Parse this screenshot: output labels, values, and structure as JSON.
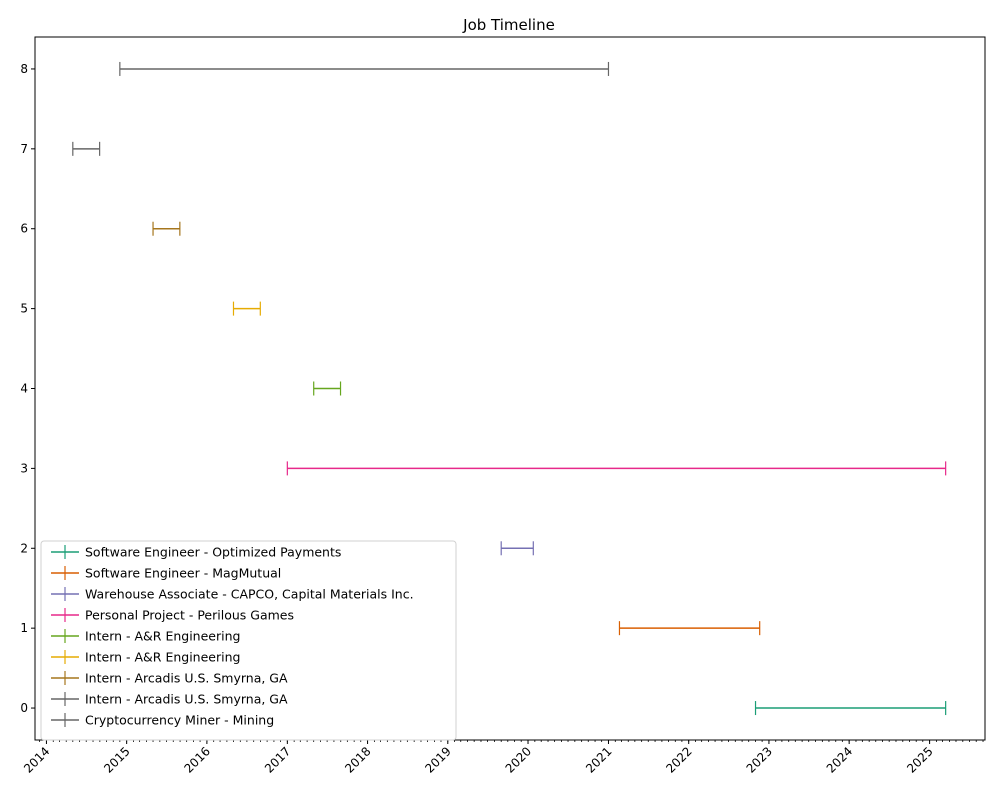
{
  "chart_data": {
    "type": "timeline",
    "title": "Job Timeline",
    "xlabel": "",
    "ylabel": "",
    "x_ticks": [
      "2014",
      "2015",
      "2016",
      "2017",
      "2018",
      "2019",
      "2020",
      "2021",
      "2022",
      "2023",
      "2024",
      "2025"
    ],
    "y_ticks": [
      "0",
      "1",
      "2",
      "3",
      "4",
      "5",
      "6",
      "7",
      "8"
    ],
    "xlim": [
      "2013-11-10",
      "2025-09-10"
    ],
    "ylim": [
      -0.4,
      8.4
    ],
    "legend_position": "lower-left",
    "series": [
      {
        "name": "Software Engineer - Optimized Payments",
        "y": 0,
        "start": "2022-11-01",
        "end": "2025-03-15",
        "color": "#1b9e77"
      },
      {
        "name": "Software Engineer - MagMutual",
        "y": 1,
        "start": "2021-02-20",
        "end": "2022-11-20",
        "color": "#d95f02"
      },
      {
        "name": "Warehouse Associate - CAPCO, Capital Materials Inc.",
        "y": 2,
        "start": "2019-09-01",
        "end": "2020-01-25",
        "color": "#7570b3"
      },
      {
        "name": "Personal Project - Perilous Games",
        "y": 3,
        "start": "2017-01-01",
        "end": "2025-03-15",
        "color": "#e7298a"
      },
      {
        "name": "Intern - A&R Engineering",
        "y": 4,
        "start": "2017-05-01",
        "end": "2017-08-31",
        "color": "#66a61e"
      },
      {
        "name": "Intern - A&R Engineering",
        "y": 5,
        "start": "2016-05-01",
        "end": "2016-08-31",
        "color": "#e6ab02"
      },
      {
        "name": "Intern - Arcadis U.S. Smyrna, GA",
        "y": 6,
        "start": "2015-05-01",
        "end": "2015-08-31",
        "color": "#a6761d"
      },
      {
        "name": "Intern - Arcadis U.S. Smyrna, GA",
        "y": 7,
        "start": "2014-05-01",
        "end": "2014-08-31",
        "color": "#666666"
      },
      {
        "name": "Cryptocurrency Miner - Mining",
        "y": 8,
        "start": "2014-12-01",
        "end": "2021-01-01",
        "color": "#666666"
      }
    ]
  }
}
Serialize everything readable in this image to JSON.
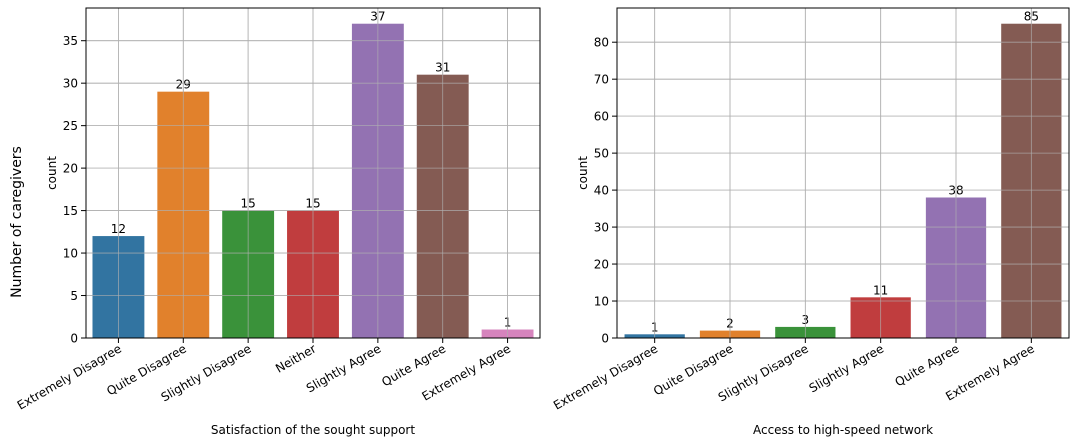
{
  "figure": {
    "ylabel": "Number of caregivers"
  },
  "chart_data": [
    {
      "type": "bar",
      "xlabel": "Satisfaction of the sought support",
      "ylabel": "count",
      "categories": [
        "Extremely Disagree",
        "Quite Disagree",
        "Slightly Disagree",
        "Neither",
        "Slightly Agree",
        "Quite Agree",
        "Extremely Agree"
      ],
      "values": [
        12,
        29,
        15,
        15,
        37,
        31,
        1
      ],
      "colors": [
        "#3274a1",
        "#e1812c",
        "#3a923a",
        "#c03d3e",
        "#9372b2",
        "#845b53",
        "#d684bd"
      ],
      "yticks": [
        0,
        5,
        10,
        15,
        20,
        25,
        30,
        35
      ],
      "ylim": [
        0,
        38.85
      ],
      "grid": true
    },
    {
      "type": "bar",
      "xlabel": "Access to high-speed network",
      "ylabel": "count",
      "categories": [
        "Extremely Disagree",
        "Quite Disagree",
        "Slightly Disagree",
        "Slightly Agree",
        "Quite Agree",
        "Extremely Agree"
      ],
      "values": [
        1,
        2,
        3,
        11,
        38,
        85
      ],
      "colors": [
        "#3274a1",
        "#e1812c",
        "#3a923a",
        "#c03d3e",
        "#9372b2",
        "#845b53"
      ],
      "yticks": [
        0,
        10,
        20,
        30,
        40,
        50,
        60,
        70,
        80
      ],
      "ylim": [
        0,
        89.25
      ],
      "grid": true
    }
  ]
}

#### Task objective:
The listing above needs to be output again exactly. Don't include the pictures.

#### Final result:
Parse this screenshot: output labels, values, and structure as JSON.
{
  "chart_data": {
    "type": "timeline",
    "title": "Job Timeline",
    "xlabel": "",
    "ylabel": "",
    "x_ticks": [
      "2014",
      "2015",
      "2016",
      "2017",
      "2018",
      "2019",
      "2020",
      "2021",
      "2022",
      "2023",
      "2024",
      "2025"
    ],
    "y_ticks": [
      "0",
      "1",
      "2",
      "3",
      "4",
      "5",
      "6",
      "7",
      "8"
    ],
    "xlim": [
      "2013-11-10",
      "2025-09-10"
    ],
    "ylim": [
      -0.4,
      8.4
    ],
    "legend_position": "lower-left",
    "series": [
      {
        "name": "Software Engineer - Optimized Payments",
        "y": 0,
        "start": "2022-11-01",
        "end": "2025-03-15",
        "color": "#1b9e77"
      },
      {
        "name": "Software Engineer - MagMutual",
        "y": 1,
        "start": "2021-02-20",
        "end": "2022-11-20",
        "color": "#d95f02"
      },
      {
        "name": "Warehouse Associate - CAPCO, Capital Materials Inc.",
        "y": 2,
        "start": "2019-09-01",
        "end": "2020-01-25",
        "color": "#7570b3"
      },
      {
        "name": "Personal Project - Perilous Games",
        "y": 3,
        "start": "2017-01-01",
        "end": "2025-03-15",
        "color": "#e7298a"
      },
      {
        "name": "Intern - A&R Engineering",
        "y": 4,
        "start": "2017-05-01",
        "end": "2017-08-31",
        "color": "#66a61e"
      },
      {
        "name": "Intern - A&R Engineering",
        "y": 5,
        "start": "2016-05-01",
        "end": "2016-08-31",
        "color": "#e6ab02"
      },
      {
        "name": "Intern - Arcadis U.S. Smyrna, GA",
        "y": 6,
        "start": "2015-05-01",
        "end": "2015-08-31",
        "color": "#a6761d"
      },
      {
        "name": "Intern - Arcadis U.S. Smyrna, GA",
        "y": 7,
        "start": "2014-05-01",
        "end": "2014-08-31",
        "color": "#666666"
      },
      {
        "name": "Cryptocurrency Miner - Mining",
        "y": 8,
        "start": "2014-12-01",
        "end": "2021-01-01",
        "color": "#666666"
      }
    ]
  }
}
Serialize everything readable in this image to JSON.
{
  "figure": {
    "ylabel": "Number of caregivers"
  },
  "chart_data": [
    {
      "type": "bar",
      "xlabel": "Satisfaction of the sought support",
      "ylabel": "count",
      "categories": [
        "Extremely Disagree",
        "Quite Disagree",
        "Slightly Disagree",
        "Neither",
        "Slightly Agree",
        "Quite Agree",
        "Extremely Agree"
      ],
      "values": [
        12,
        29,
        15,
        15,
        37,
        31,
        1
      ],
      "colors": [
        "#3274a1",
        "#e1812c",
        "#3a923a",
        "#c03d3e",
        "#9372b2",
        "#845b53",
        "#d684bd"
      ],
      "yticks": [
        0,
        5,
        10,
        15,
        20,
        25,
        30,
        35
      ],
      "ylim": [
        0,
        38.85
      ],
      "grid": true
    },
    {
      "type": "bar",
      "xlabel": "Access to high-speed network",
      "ylabel": "count",
      "categories": [
        "Extremely Disagree",
        "Quite Disagree",
        "Slightly Disagree",
        "Slightly Agree",
        "Quite Agree",
        "Extremely Agree"
      ],
      "values": [
        1,
        2,
        3,
        11,
        38,
        85
      ],
      "colors": [
        "#3274a1",
        "#e1812c",
        "#3a923a",
        "#c03d3e",
        "#9372b2",
        "#845b53"
      ],
      "yticks": [
        0,
        10,
        20,
        30,
        40,
        50,
        60,
        70,
        80
      ],
      "ylim": [
        0,
        89.25
      ],
      "grid": true
    }
  ]
}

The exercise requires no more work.